Find every line with the word "输运粒子相互作用及其对电热输运性质的影响". Copy those lines.

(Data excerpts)
## Begin

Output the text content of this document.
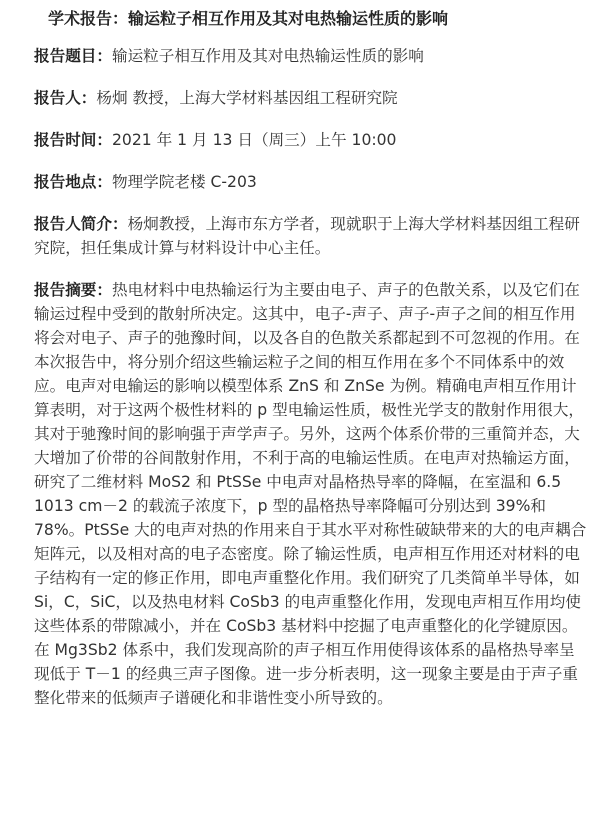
学术报告：输运粒子相互作用及其对电热输运性质的影响

报告题目：输运粒子相互作用及其对电热输运性质的影响

报告人：杨炯 教授，上海大学材料基因组工程研究院

报告时间：2021 年 1 月 13 日（周三）上午 10:00

报告地点：物理学院老楼 C-203

报告人简介：杨炯教授，上海市东方学者，现就职于上海大学材料基因组工程研究院，担任集成计算与材料设计中心主任。

报告摘要：热电材料中电热输运行为主要由电子、声子的色散关系，以及它们在输运过程中受到的散射所决定。这其中，电子-声子、声子-声子之间的相互作用将会对电子、声子的弛豫时间，以及各自的色散关系都起到不可忽视的作用。在本次报告中，将分别介绍这些输运粒子之间的相互作用在多个不同体系中的效应。电声对电输运的影响以模型体系 ZnS 和 ZnSe 为例。精确电声相互作用计算表明，对于这两个极性材料的 p 型电输运性质，极性光学支的散射作用很大，其对于驰豫时间的影响强于声学声子。另外，这两个体系价带的三重简并态，大大增加了价带的谷间散射作用，不利于高的电输运性质。在电声对热输运方面，研究了二维材料 MoS2 和 PtSSe 中电声对晶格热导率的降幅，在室温和 6.5 1013 cm－2 的载流子浓度下，p 型的晶格热导率降幅可分别达到 39%和 78%。PtSSe 大的电声对热的作用来自于其水平对称性破缺带来的大的电声耦合矩阵元，以及相对高的电子态密度。除了输运性质，电声相互作用还对材料的电子结构有一定的修正作用，即电声重整化作用。我们研究了几类简单半导体，如 Si，C，SiC，以及热电材料 CoSb3 的电声重整化作用，发现电声相互作用均使这些体系的带隙减小，并在 CoSb3 基材料中挖掘了电声重整化的化学键原因。在 Mg3Sb2 体系中，我们发现高阶的声子相互作用使得该体系的晶格热导率呈现低于 T－1 的经典三声子图像。进一步分析表明，这一现象主要是由于声子重整化带来的低频声子谱硬化和非谐性变小所导致的。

## End

> [ANSWER TO THIS EXERCISE]
学术报告：输运粒子相互作用及其对电热输运性质的影响
报告题目：输运粒子相互作用及其对电热输运性质的影响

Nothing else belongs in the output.